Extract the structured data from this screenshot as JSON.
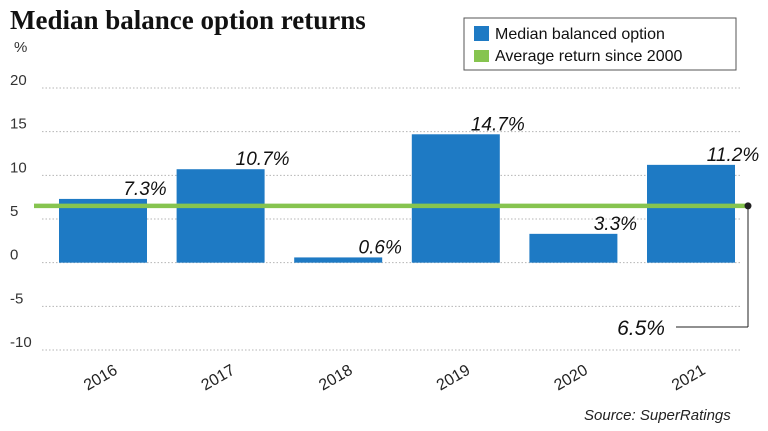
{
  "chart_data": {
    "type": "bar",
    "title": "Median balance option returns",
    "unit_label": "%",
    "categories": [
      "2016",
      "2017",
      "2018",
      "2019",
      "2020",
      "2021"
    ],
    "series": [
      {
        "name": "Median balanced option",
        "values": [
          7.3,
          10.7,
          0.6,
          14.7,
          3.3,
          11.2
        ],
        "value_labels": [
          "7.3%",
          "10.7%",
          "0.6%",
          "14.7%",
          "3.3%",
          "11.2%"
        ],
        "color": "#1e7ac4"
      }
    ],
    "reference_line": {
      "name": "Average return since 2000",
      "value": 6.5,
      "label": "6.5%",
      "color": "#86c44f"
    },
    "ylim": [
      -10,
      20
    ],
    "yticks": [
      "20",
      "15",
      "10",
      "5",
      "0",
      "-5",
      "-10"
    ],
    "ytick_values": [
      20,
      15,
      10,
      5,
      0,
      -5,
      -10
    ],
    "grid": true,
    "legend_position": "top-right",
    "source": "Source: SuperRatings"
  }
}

==

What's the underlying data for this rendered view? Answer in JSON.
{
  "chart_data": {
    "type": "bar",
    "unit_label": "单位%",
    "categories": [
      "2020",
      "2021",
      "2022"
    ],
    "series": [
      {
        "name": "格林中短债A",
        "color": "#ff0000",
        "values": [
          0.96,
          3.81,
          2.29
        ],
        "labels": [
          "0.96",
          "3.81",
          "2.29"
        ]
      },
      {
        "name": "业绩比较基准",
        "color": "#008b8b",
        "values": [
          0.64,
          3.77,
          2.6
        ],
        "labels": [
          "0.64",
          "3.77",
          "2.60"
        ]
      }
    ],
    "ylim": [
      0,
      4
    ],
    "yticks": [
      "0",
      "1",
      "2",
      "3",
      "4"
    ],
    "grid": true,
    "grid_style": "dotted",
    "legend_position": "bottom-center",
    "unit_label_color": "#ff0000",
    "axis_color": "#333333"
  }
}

==

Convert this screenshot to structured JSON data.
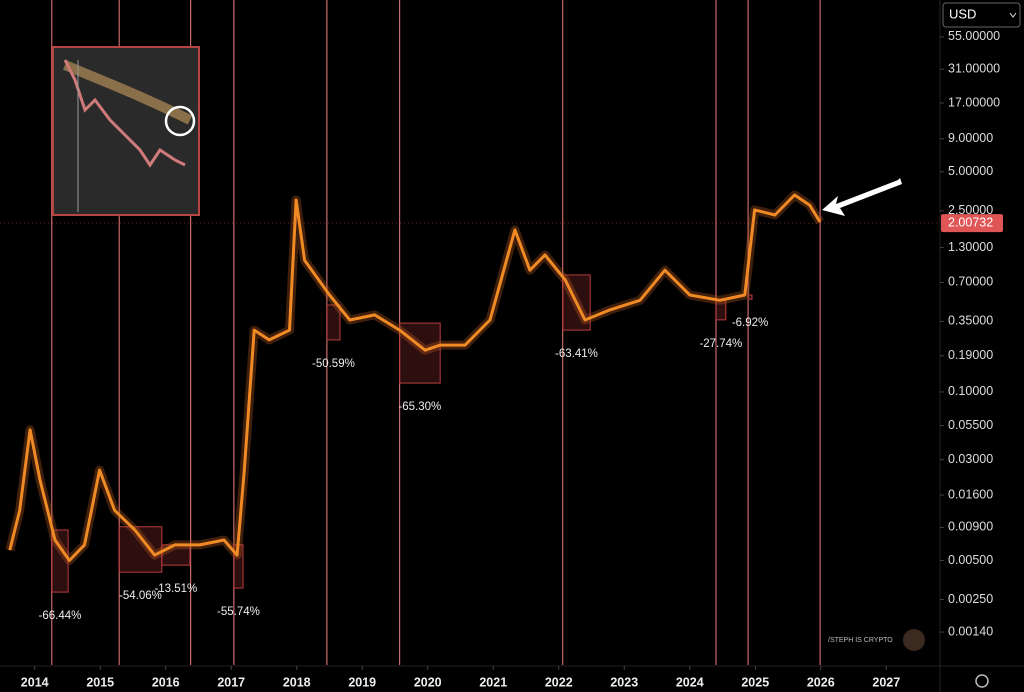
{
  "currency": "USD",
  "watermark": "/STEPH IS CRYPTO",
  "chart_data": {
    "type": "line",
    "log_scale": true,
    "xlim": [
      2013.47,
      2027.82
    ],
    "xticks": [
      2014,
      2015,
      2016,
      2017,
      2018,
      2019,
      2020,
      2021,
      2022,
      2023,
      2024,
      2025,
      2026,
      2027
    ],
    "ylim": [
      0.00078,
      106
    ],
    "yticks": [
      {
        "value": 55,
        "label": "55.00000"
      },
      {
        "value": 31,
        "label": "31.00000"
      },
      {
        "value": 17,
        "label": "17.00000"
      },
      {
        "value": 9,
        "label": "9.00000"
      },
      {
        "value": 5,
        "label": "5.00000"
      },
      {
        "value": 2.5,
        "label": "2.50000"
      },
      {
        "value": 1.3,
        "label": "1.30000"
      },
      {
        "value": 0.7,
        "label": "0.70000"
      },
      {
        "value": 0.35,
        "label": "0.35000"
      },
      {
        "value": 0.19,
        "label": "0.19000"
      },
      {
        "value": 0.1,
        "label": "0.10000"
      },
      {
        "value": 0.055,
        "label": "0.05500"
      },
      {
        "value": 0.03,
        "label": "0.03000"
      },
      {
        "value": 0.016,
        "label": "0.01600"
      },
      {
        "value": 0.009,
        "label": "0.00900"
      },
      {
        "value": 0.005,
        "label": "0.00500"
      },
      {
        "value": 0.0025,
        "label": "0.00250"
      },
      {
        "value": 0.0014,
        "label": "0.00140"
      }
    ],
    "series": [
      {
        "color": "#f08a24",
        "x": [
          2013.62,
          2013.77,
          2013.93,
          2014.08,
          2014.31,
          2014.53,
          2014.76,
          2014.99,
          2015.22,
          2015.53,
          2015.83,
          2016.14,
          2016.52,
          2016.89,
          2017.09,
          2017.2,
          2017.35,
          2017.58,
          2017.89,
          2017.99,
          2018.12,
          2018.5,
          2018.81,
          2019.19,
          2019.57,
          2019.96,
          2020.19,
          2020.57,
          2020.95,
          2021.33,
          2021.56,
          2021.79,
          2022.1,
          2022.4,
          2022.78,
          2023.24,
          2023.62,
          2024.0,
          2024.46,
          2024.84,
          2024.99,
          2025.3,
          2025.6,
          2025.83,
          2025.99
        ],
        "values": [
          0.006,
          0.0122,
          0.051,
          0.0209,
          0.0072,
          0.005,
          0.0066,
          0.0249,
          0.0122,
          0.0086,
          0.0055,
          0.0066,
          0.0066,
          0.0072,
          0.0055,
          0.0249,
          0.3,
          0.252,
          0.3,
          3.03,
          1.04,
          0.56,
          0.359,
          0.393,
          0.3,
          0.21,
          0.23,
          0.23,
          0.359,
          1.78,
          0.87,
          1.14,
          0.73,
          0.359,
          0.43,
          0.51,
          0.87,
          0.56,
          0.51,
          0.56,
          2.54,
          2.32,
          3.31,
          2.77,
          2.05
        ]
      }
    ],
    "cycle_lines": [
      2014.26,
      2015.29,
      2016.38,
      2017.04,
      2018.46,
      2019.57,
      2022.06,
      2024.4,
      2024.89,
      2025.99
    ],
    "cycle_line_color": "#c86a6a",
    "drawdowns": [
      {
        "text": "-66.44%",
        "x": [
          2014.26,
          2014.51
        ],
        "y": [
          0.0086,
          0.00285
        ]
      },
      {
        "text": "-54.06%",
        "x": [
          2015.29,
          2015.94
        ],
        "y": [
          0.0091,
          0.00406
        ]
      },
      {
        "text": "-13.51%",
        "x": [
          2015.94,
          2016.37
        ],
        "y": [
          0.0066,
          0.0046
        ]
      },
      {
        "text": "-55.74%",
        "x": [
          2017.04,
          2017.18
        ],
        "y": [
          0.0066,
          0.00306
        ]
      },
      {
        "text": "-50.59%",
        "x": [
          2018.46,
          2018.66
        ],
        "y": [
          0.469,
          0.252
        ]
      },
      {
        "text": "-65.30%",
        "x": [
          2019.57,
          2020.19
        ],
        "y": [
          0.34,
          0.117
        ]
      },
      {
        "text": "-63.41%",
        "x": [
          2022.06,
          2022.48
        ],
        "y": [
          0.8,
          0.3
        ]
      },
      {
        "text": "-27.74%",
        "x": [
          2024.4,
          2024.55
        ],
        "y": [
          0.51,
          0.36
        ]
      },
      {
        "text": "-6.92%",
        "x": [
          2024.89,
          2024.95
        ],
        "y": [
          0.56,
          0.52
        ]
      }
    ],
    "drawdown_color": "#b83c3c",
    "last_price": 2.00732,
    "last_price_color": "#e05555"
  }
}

To do:
Report how many lines above hold the string "structured", giving nothing but the number.

Task result:
2